What is needed » Transcribe each entry below exactly. Pictures do not go in the copy.

[Data records]
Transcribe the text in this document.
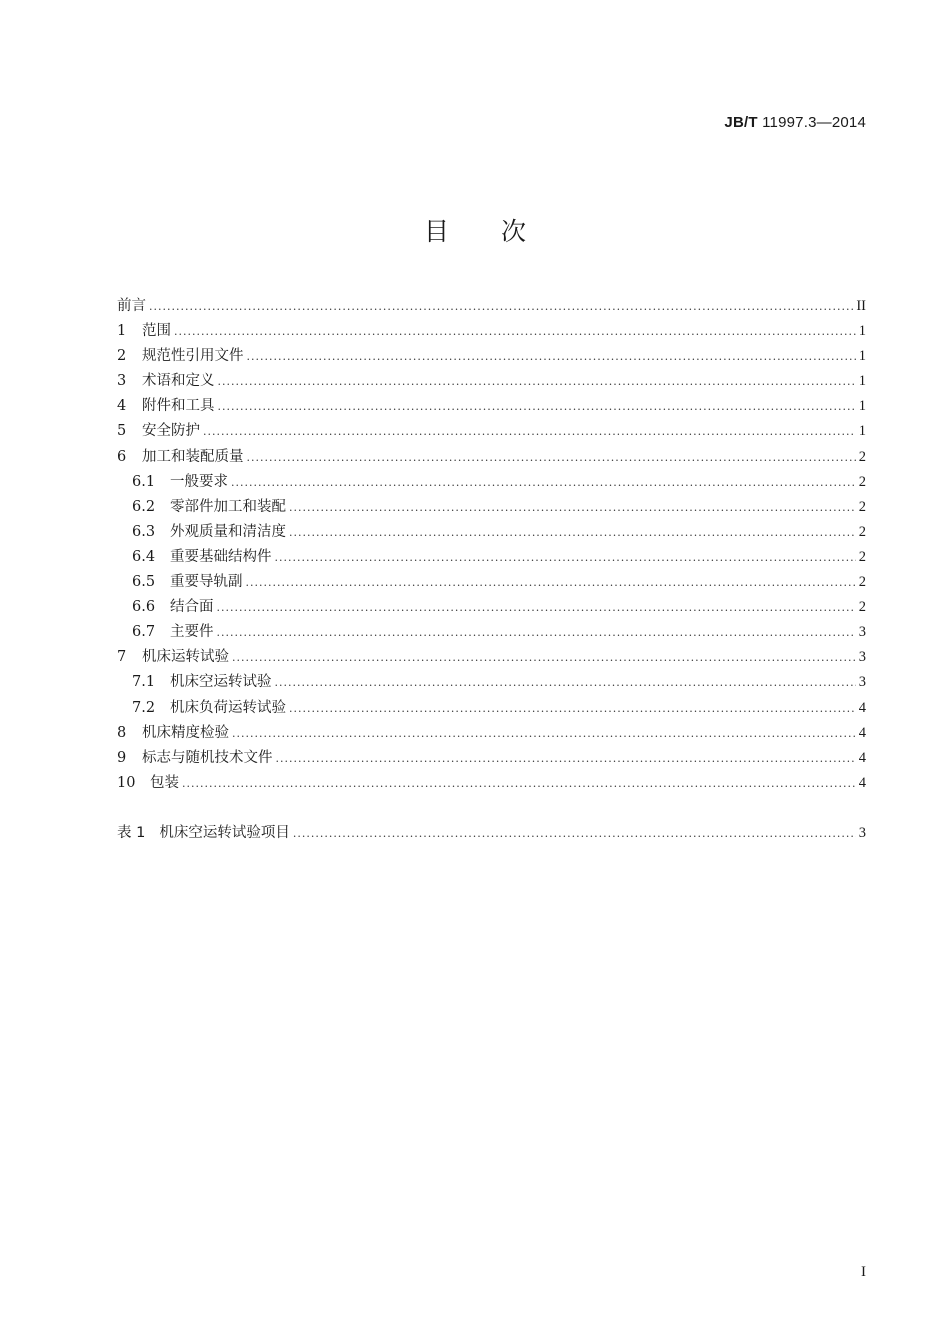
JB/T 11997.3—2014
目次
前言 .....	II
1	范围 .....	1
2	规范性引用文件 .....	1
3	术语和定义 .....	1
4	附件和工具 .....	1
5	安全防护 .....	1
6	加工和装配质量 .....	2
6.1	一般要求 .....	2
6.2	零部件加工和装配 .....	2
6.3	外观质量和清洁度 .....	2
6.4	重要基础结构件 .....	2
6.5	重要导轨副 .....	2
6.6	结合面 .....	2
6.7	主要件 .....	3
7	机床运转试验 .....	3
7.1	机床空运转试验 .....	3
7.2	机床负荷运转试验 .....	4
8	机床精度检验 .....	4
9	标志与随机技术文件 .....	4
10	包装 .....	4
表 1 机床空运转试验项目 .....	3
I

Reply »
Transcribe the text in this document.
JB/T 11997.3—2014
目次
前言 .....	II
1	范围 .....	1
2	规范性引用文件 .....	1
3	术语和定义 .....	1
4	附件和工具 .....	1
5	安全防护 .....	1
6	加工和装配质量 .....	2
6.1	一般要求 .....	2
6.2	零部件加工和装配 .....	2
6.3	外观质量和清洁度 .....	2
6.4	重要基础结构件 .....	2
6.5	重要导轨副 .....	2
6.6	结合面 .....	2
6.7	主要件 .....	3
7	机床运转试验 .....	3
7.1	机床空运转试验 .....	3
7.2	机床负荷运转试验 .....	4
8	机床精度检验 .....	4
9	标志与随机技术文件 .....	4
10	包装 .....	4
表 1 机床空运转试验项目 .....	3
I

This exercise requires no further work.